Supplied information
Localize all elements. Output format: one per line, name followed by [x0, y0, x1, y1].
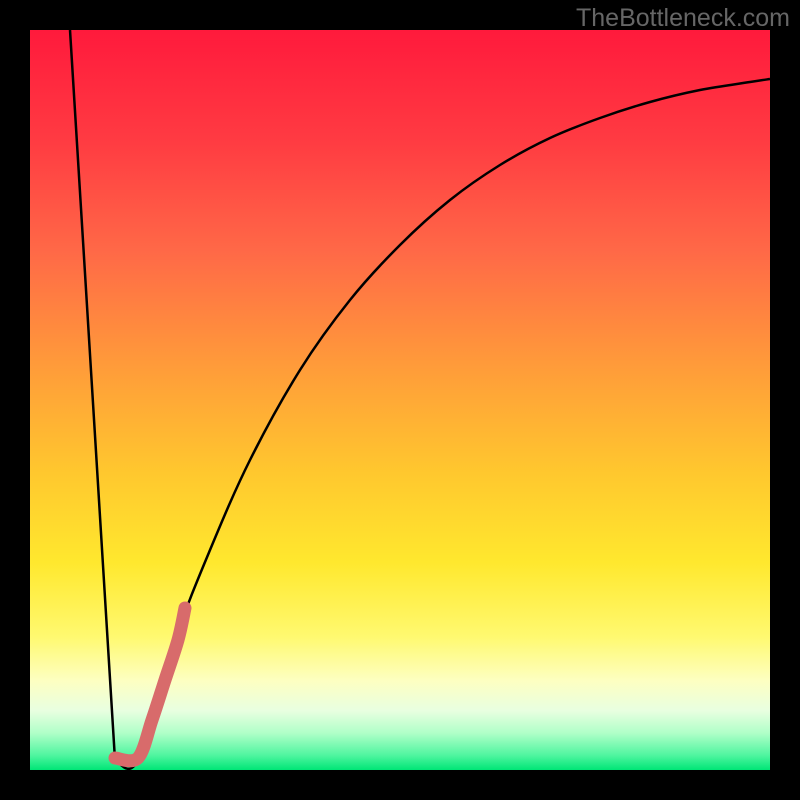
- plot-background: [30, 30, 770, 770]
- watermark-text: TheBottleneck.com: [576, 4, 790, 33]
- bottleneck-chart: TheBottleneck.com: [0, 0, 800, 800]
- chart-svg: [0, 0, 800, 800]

Task prompt
Rescale all the entries above by writing out every line again, requests included, with each box coordinate in the answers multiplied by 1.6 and rounded to a whole number, halves going up. Leave the pictures out.

Finished task
Localize all elements. Output format: one per line, name followed by [x0, y0, x1, y1].
- plot-background: [48, 48, 1232, 1232]
- watermark-text: TheBottleneck.com: [922, 6, 1264, 53]
- bottleneck-chart: TheBottleneck.com: [0, 0, 1280, 1280]
- chart-svg: [0, 0, 1280, 1280]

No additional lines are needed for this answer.